[AIM OF THE TASK]
Count every line that holds the string "Daily", and report the number alone.

[THE RECORDS]
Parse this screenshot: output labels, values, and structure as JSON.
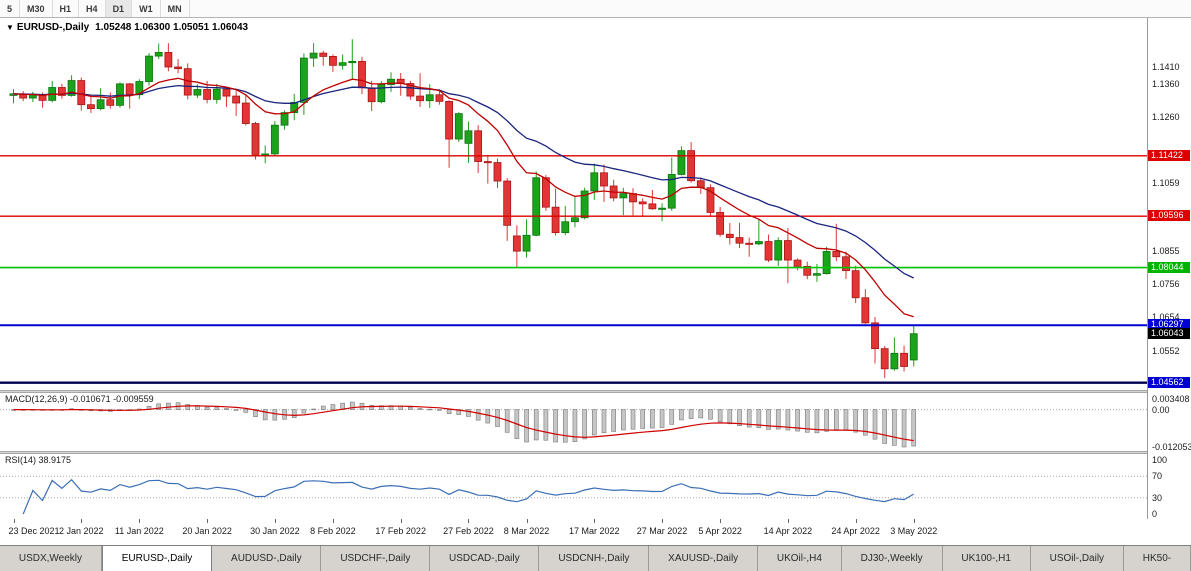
{
  "icons": {
    "chart_dropdown": "▼"
  },
  "toolbar": {
    "timeframes": [
      "5",
      "M30",
      "H1",
      "H4",
      "D1",
      "W1",
      "MN"
    ],
    "active": "D1"
  },
  "chart": {
    "title": "EURUSD-,Daily",
    "ohlc_text": "1.05248 1.06300 1.05051 1.06043"
  },
  "colors": {
    "bull": "#1ca31c",
    "bull_border": "#0c720c",
    "bear": "#e23636",
    "bear_border": "#a81414",
    "ema_fast": "#c00000",
    "ema_slow": "#1a237e",
    "level_red": "#dd0000",
    "level_green": "#00c300",
    "level_blue": "#0000d2",
    "level_navy": "#000050",
    "macd_bar": "#c6c6c6",
    "macd_bar_border": "#7a7a7a",
    "macd_signal": "#d00000",
    "rsi_line": "#3b6fb5",
    "grid_dotted": "#a8a8a8",
    "current_badge": "#000000"
  },
  "chart_data": {
    "type": "candlestick",
    "symbol": "EURUSD-,Daily",
    "ohlc_display": {
      "open": "1.05248",
      "high": "1.06300",
      "low": "1.05051",
      "close": "1.06043"
    },
    "candles": [
      [
        1.1325,
        1.1344,
        1.1301,
        1.133
      ],
      [
        1.133,
        1.1338,
        1.1308,
        1.1317
      ],
      [
        1.1317,
        1.1336,
        1.1305,
        1.1327
      ],
      [
        1.1327,
        1.1334,
        1.1288,
        1.131
      ],
      [
        1.131,
        1.1369,
        1.1304,
        1.1349
      ],
      [
        1.1349,
        1.136,
        1.1315,
        1.1325
      ],
      [
        1.1325,
        1.1386,
        1.1321,
        1.137
      ],
      [
        1.137,
        1.1379,
        1.1279,
        1.1297
      ],
      [
        1.1297,
        1.1323,
        1.1272,
        1.1285
      ],
      [
        1.1285,
        1.1347,
        1.128,
        1.1312
      ],
      [
        1.1312,
        1.1334,
        1.1285,
        1.1295
      ],
      [
        1.1295,
        1.1365,
        1.1288,
        1.136
      ],
      [
        1.136,
        1.1363,
        1.1285,
        1.1327
      ],
      [
        1.1327,
        1.1374,
        1.1314,
        1.1367
      ],
      [
        1.1367,
        1.1453,
        1.1355,
        1.1444
      ],
      [
        1.1444,
        1.1482,
        1.1435,
        1.1455
      ],
      [
        1.1455,
        1.1483,
        1.1398,
        1.1411
      ],
      [
        1.1411,
        1.1435,
        1.1392,
        1.1406
      ],
      [
        1.1406,
        1.1422,
        1.1313,
        1.1326
      ],
      [
        1.1326,
        1.1359,
        1.1317,
        1.1343
      ],
      [
        1.1343,
        1.1369,
        1.1301,
        1.1313
      ],
      [
        1.1313,
        1.136,
        1.13,
        1.1344
      ],
      [
        1.1344,
        1.1349,
        1.129,
        1.1323
      ],
      [
        1.1323,
        1.1344,
        1.1263,
        1.1302
      ],
      [
        1.1302,
        1.1325,
        1.1234,
        1.124
      ],
      [
        1.124,
        1.1245,
        1.1131,
        1.1144
      ],
      [
        1.1144,
        1.1174,
        1.112,
        1.1148
      ],
      [
        1.1148,
        1.1248,
        1.1141,
        1.1235
      ],
      [
        1.1235,
        1.128,
        1.1221,
        1.1273
      ],
      [
        1.1273,
        1.133,
        1.125,
        1.1304
      ],
      [
        1.1304,
        1.1452,
        1.1266,
        1.1438
      ],
      [
        1.1438,
        1.1483,
        1.1411,
        1.1453
      ],
      [
        1.1453,
        1.146,
        1.1415,
        1.1443
      ],
      [
        1.1443,
        1.1449,
        1.1396,
        1.1416
      ],
      [
        1.1416,
        1.1449,
        1.1403,
        1.1424
      ],
      [
        1.1424,
        1.1495,
        1.1375,
        1.1428
      ],
      [
        1.1428,
        1.1442,
        1.1329,
        1.1348
      ],
      [
        1.1348,
        1.1369,
        1.1278,
        1.1306
      ],
      [
        1.1306,
        1.1368,
        1.1301,
        1.1358
      ],
      [
        1.1358,
        1.1395,
        1.1335,
        1.1374
      ],
      [
        1.1374,
        1.1393,
        1.1324,
        1.1361
      ],
      [
        1.1361,
        1.1369,
        1.1312,
        1.1323
      ],
      [
        1.1323,
        1.1392,
        1.129,
        1.1309
      ],
      [
        1.1309,
        1.1359,
        1.1287,
        1.1327
      ],
      [
        1.1327,
        1.1344,
        1.1297,
        1.1307
      ],
      [
        1.1307,
        1.131,
        1.1106,
        1.1193
      ],
      [
        1.1193,
        1.1274,
        1.1184,
        1.127
      ],
      [
        1.118,
        1.1246,
        1.1121,
        1.1218
      ],
      [
        1.1218,
        1.1235,
        1.109,
        1.1125
      ],
      [
        1.1125,
        1.1145,
        1.1058,
        1.1122
      ],
      [
        1.1122,
        1.1134,
        1.1045,
        1.1066
      ],
      [
        1.1066,
        1.1075,
        1.0885,
        1.0932
      ],
      [
        1.09,
        1.0932,
        1.0806,
        1.0854
      ],
      [
        1.0854,
        1.095,
        1.0834,
        1.0902
      ],
      [
        1.0902,
        1.1095,
        1.0899,
        1.1076
      ],
      [
        1.1076,
        1.1084,
        1.0976,
        1.0987
      ],
      [
        1.0987,
        1.1043,
        1.0901,
        1.091
      ],
      [
        1.091,
        1.0991,
        1.0902,
        1.0943
      ],
      [
        1.0943,
        1.1019,
        1.0926,
        1.0955
      ],
      [
        1.0955,
        1.1046,
        1.095,
        1.1036
      ],
      [
        1.1036,
        1.1119,
        1.1009,
        1.1091
      ],
      [
        1.1091,
        1.1116,
        1.1003,
        1.1051
      ],
      [
        1.1051,
        1.107,
        1.1005,
        1.1015
      ],
      [
        1.1015,
        1.1046,
        1.0963,
        1.1028
      ],
      [
        1.1028,
        1.1044,
        1.0962,
        1.1003
      ],
      [
        1.1003,
        1.1014,
        1.096,
        1.0997
      ],
      [
        1.0997,
        1.1039,
        1.0979,
        1.0982
      ],
      [
        1.0982,
        1.0999,
        1.0944,
        1.0984
      ],
      [
        1.0984,
        1.1137,
        1.0976,
        1.1086
      ],
      [
        1.1086,
        1.1171,
        1.1083,
        1.1158
      ],
      [
        1.1158,
        1.1184,
        1.1061,
        1.1067
      ],
      [
        1.1067,
        1.1077,
        1.1027,
        1.1046
      ],
      [
        1.1046,
        1.1056,
        1.0961,
        1.0971
      ],
      [
        1.0971,
        1.0988,
        1.0898,
        1.0905
      ],
      [
        1.0905,
        1.0939,
        1.0874,
        1.0895
      ],
      [
        1.0895,
        1.094,
        1.0863,
        1.0878
      ],
      [
        1.0878,
        1.0895,
        1.0837,
        1.0876
      ],
      [
        1.0876,
        1.0951,
        1.0872,
        1.0883
      ],
      [
        1.0883,
        1.0904,
        1.0821,
        1.0827
      ],
      [
        1.0827,
        1.0896,
        1.0809,
        1.0886
      ],
      [
        1.0886,
        1.0924,
        1.0757,
        1.0827
      ],
      [
        1.0827,
        1.0832,
        1.0796,
        1.0808
      ],
      [
        1.0808,
        1.0822,
        1.0769,
        1.0781
      ],
      [
        1.0781,
        1.0815,
        1.0761,
        1.0786
      ],
      [
        1.0786,
        1.0867,
        1.0783,
        1.0853
      ],
      [
        1.0853,
        1.0937,
        1.0824,
        1.0837
      ],
      [
        1.0837,
        1.0852,
        1.077,
        1.0795
      ],
      [
        1.0795,
        1.081,
        1.0697,
        1.0713
      ],
      [
        1.0713,
        1.0739,
        1.0634,
        1.0637
      ],
      [
        1.0637,
        1.0655,
        1.0514,
        1.0559
      ],
      [
        1.0559,
        1.0567,
        1.047,
        1.0498
      ],
      [
        1.0498,
        1.0593,
        1.0492,
        1.0545
      ],
      [
        1.0545,
        1.0568,
        1.049,
        1.0505
      ],
      [
        1.05248,
        1.063,
        1.05051,
        1.06043
      ]
    ],
    "overlays": [
      {
        "name": "ma-fast",
        "period": 12,
        "color_key": "ema_fast"
      },
      {
        "name": "ma-slow",
        "period": 26,
        "color_key": "ema_slow"
      }
    ],
    "levels": [
      {
        "text": "1.11422",
        "value": 1.11422,
        "line_color": "#dd0000",
        "badge_color": "#dd0000",
        "line_width": 1.4
      },
      {
        "text": "1.09596",
        "value": 1.09596,
        "line_color": "#dd0000",
        "badge_color": "#dd0000",
        "line_width": 1.4
      },
      {
        "text": "1.08044",
        "value": 1.08044,
        "line_color": "#00c300",
        "badge_color": "#00b400",
        "line_width": 1.6
      },
      {
        "text": "1.06297",
        "value": 1.06297,
        "line_color": "#0000d2",
        "badge_color": "#0000d2",
        "line_width": 2
      },
      {
        "text": "1.04562",
        "value": 1.04562,
        "line_color": "#000050",
        "badge_color": "#0000d2",
        "line_width": 2.4
      }
    ],
    "current_price": {
      "text": "1.06043",
      "value": 1.06043
    },
    "price_axis_labels": [
      {
        "text": "1.1410",
        "value": 1.141
      },
      {
        "text": "1.1360",
        "value": 1.136
      },
      {
        "text": "1.1260",
        "value": 1.126
      },
      {
        "text": "1.1059",
        "value": 1.1059
      },
      {
        "text": "1.0855",
        "value": 1.0855
      },
      {
        "text": "1.0756",
        "value": 1.0756
      },
      {
        "text": "1.0654",
        "value": 1.0654
      },
      {
        "text": "1.0552",
        "value": 1.0552
      }
    ],
    "time_axis_labels": [
      {
        "text": "23 Dec 2021",
        "index": 0
      },
      {
        "text": "2 Jan 2022",
        "index": 7
      },
      {
        "text": "11 Jan 2022",
        "index": 13
      },
      {
        "text": "20 Jan 2022",
        "index": 20
      },
      {
        "text": "30 Jan 2022",
        "index": 27
      },
      {
        "text": "8 Feb 2022",
        "index": 33
      },
      {
        "text": "17 Feb 2022",
        "index": 40
      },
      {
        "text": "27 Feb 2022",
        "index": 47
      },
      {
        "text": "8 Mar 2022",
        "index": 53
      },
      {
        "text": "17 Mar 2022",
        "index": 60
      },
      {
        "text": "27 Mar 2022",
        "index": 67
      },
      {
        "text": "5 Apr 2022",
        "index": 73
      },
      {
        "text": "14 Apr 2022",
        "index": 80
      },
      {
        "text": "24 Apr 2022",
        "index": 87
      },
      {
        "text": "3 May 2022",
        "index": 93
      }
    ],
    "macd": {
      "label": "MACD(12,26,9)",
      "value_text": "-0.010671 -0.009559",
      "params": [
        12,
        26,
        9
      ],
      "scale_labels": [
        {
          "text": "0.003408",
          "value": 0.003408
        },
        {
          "text": "0.00",
          "value": 0
        },
        {
          "text": "-0.012053",
          "value": -0.012053
        }
      ]
    },
    "rsi": {
      "label": "RSI(14)",
      "value_text": "38.9175",
      "period": 14,
      "levels": [
        70,
        30
      ],
      "scale_labels": [
        {
          "text": "100",
          "value": 100
        },
        {
          "text": "70",
          "value": 70
        },
        {
          "text": "30",
          "value": 30
        },
        {
          "text": "0",
          "value": 0
        }
      ]
    }
  },
  "tabs": {
    "items": [
      {
        "label": "USDX,Weekly",
        "active": false
      },
      {
        "label": "EURUSD-,Daily",
        "active": true
      },
      {
        "label": "AUDUSD-,Daily",
        "active": false
      },
      {
        "label": "USDCHF-,Daily",
        "active": false
      },
      {
        "label": "USDCAD-,Daily",
        "active": false
      },
      {
        "label": "USDCNH-,Daily",
        "active": false
      },
      {
        "label": "XAUUSD-,Daily",
        "active": false
      },
      {
        "label": "UKOil-,H4",
        "active": false
      },
      {
        "label": "DJ30-,Weekly",
        "active": false
      },
      {
        "label": "UK100-,H1",
        "active": false
      },
      {
        "label": "USOil-,Daily",
        "active": false
      },
      {
        "label": "HK50-",
        "active": false
      }
    ]
  }
}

[RESULT FOR THIS EXERCISE]
9